■ Given request ■
Check each line for the string "title", then give only how many lines have it.

Records excerpted from a collection

+ + + + + + +

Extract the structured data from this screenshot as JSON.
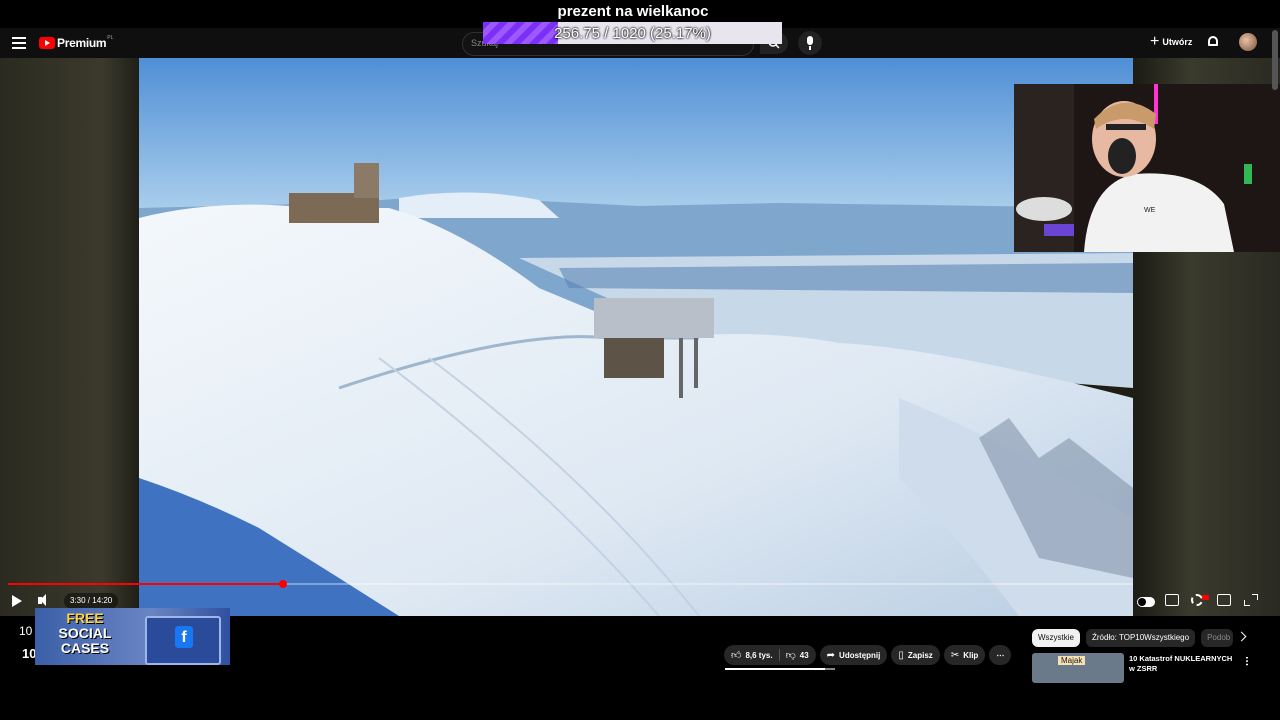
{
  "donation": {
    "title": "prezent na wielkanoc",
    "progress_text": "256.75 / 1020 (25.17%)",
    "progress_fraction": 0.2517
  },
  "header": {
    "brand": "Premium",
    "brand_region": "PL",
    "search_placeholder": "Szukaj",
    "create_label": "Utwórz"
  },
  "player": {
    "time": "3:30 / 14:20",
    "progress_fraction": 0.2442
  },
  "channel": {
    "sub_count_top": "10",
    "sub_count_bottom": "10"
  },
  "ad": {
    "line1": "FREE",
    "line2": "SOCIAL",
    "line3": "CASES",
    "fb": "f"
  },
  "actions": {
    "likes": "8,6 tys.",
    "dislikes": "43",
    "share": "Udostępnij",
    "save": "Zapisz",
    "clip": "Klip",
    "more": "⋯"
  },
  "sidebar": {
    "chips": [
      "Wszystkie",
      "Źródło: TOP10Wszystkiego",
      "Podob"
    ],
    "recommendation": {
      "tag": "Majak",
      "title": "10 Katastrof NUKLEARNYCH w ZSRR"
    }
  },
  "colors": {
    "accent": "#ff0000",
    "donation_fill": "#7b2ff7"
  }
}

+ + + + + + +

■ Solution to this task ■
2